→ **The exercise**
Go through the entries below and copy each line containing the word "subtitle".

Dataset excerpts
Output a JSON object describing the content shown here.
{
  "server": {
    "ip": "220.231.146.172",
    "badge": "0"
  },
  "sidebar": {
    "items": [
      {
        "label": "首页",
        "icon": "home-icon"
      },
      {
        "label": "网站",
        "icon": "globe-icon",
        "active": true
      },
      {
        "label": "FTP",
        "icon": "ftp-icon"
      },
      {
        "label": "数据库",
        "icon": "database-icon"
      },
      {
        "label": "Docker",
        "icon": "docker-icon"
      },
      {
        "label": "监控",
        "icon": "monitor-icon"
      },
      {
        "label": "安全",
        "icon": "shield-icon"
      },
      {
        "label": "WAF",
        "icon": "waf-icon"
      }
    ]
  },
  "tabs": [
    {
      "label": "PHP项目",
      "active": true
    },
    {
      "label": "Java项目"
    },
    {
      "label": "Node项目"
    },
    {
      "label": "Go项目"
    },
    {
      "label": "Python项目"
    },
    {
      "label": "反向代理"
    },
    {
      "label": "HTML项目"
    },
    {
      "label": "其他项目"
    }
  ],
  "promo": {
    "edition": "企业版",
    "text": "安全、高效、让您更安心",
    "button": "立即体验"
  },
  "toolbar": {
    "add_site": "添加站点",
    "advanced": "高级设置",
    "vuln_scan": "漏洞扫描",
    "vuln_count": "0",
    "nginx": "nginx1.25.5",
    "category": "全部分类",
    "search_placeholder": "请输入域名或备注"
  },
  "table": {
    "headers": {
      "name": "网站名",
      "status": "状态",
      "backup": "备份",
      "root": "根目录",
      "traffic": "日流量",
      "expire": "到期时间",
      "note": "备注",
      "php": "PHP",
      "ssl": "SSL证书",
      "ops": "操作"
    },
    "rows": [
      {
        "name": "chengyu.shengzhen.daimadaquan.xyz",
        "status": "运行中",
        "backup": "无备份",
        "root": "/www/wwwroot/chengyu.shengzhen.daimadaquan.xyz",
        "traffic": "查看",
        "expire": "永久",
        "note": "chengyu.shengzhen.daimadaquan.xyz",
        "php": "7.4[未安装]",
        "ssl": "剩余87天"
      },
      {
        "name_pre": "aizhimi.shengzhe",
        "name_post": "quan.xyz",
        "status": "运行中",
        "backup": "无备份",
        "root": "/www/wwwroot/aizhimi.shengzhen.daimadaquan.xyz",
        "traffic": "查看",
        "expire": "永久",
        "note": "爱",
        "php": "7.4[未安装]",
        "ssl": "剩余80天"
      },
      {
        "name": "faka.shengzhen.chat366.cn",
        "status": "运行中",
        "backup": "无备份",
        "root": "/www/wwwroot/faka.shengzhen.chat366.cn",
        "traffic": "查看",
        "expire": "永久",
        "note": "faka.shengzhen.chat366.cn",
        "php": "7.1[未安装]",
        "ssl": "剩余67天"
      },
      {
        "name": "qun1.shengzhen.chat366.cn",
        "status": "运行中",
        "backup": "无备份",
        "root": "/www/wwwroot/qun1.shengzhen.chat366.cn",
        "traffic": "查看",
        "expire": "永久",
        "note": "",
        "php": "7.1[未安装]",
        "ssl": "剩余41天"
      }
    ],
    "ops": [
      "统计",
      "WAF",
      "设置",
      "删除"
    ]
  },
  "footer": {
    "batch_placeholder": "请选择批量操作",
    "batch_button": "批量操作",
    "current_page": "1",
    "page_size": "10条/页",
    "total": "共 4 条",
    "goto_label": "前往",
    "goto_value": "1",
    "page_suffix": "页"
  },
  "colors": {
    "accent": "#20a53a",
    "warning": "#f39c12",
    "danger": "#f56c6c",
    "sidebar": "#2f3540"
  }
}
---
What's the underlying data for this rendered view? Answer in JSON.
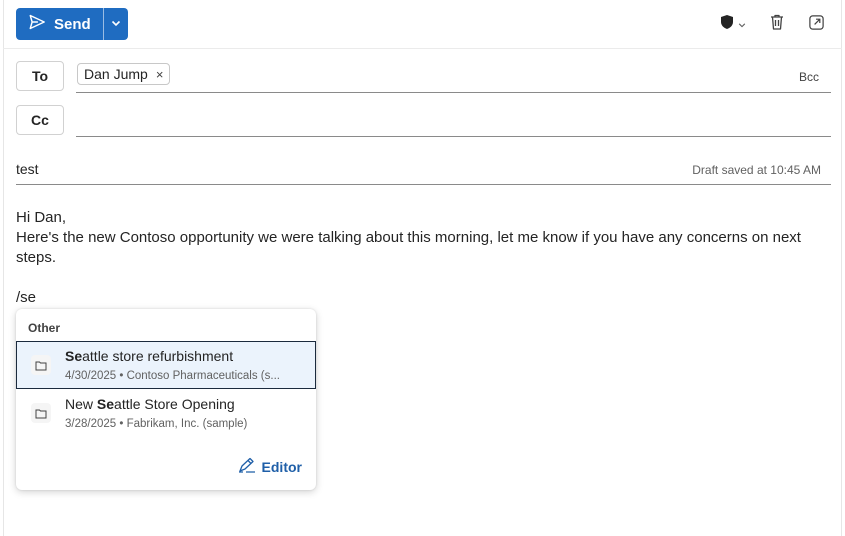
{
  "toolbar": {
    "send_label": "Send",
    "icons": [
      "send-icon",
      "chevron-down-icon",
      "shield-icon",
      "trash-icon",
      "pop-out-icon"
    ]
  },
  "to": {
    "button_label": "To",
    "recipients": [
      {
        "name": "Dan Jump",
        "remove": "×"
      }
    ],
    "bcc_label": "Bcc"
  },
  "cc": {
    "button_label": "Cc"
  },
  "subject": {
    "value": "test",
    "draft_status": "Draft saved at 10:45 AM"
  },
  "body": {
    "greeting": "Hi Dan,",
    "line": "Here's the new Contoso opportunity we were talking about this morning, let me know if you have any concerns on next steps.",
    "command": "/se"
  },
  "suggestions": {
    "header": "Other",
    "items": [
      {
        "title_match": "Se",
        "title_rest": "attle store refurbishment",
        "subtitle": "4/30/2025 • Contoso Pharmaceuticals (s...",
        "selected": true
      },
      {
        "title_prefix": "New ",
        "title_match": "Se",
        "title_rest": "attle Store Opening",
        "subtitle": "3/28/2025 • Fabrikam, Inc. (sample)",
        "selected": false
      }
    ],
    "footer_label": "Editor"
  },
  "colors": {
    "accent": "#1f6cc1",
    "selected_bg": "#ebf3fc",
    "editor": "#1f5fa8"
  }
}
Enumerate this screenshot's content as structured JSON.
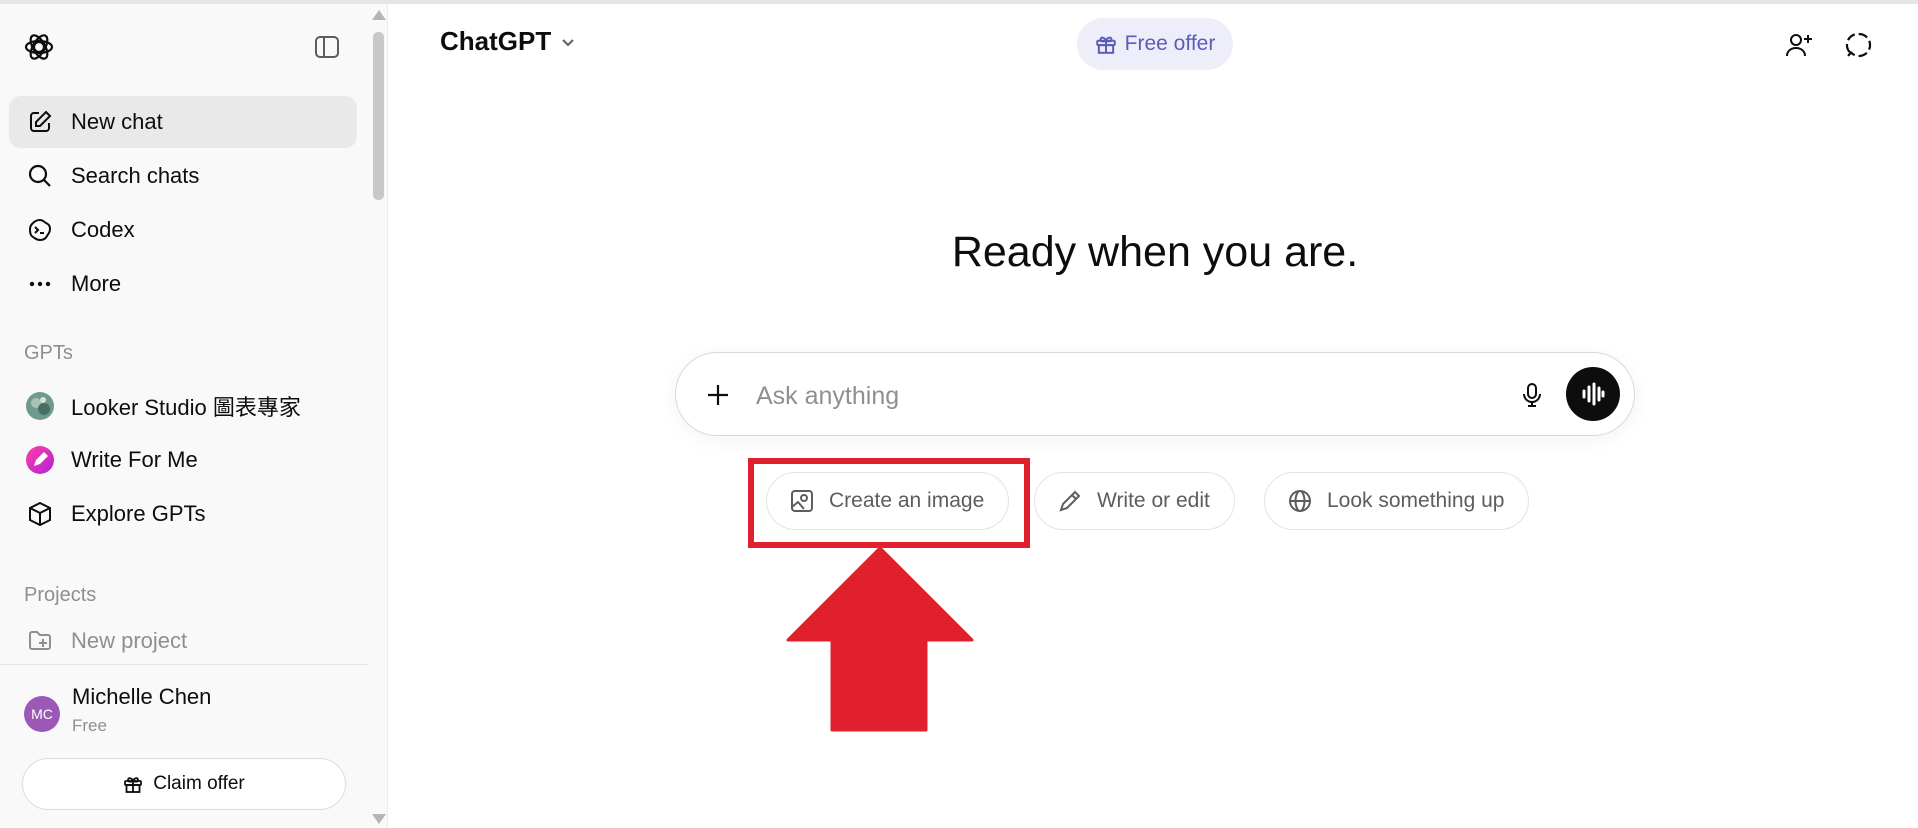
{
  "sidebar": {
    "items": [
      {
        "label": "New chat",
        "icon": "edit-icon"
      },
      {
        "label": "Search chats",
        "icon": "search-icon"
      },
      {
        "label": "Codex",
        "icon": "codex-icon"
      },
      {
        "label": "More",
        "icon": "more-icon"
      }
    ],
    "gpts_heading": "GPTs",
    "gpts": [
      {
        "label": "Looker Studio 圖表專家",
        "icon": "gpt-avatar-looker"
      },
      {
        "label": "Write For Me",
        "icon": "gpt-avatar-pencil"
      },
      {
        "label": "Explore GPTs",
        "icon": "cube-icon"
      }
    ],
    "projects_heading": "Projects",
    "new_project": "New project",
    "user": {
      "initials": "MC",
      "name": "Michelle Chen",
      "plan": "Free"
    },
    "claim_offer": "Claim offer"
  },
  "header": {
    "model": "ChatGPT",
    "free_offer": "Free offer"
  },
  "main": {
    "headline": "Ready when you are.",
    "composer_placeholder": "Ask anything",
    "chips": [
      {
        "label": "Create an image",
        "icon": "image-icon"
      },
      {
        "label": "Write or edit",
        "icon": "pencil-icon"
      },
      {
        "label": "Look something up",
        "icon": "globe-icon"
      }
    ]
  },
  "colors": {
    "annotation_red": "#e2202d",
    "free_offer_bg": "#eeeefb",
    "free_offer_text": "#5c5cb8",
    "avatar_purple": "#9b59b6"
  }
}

→ **Result**
        "subtitle": "4/30/2025 • Contoso Pharmaceuticals (s...",
        "subtitle": "3/28/2025 • Fabrikam, Inc. (sample)",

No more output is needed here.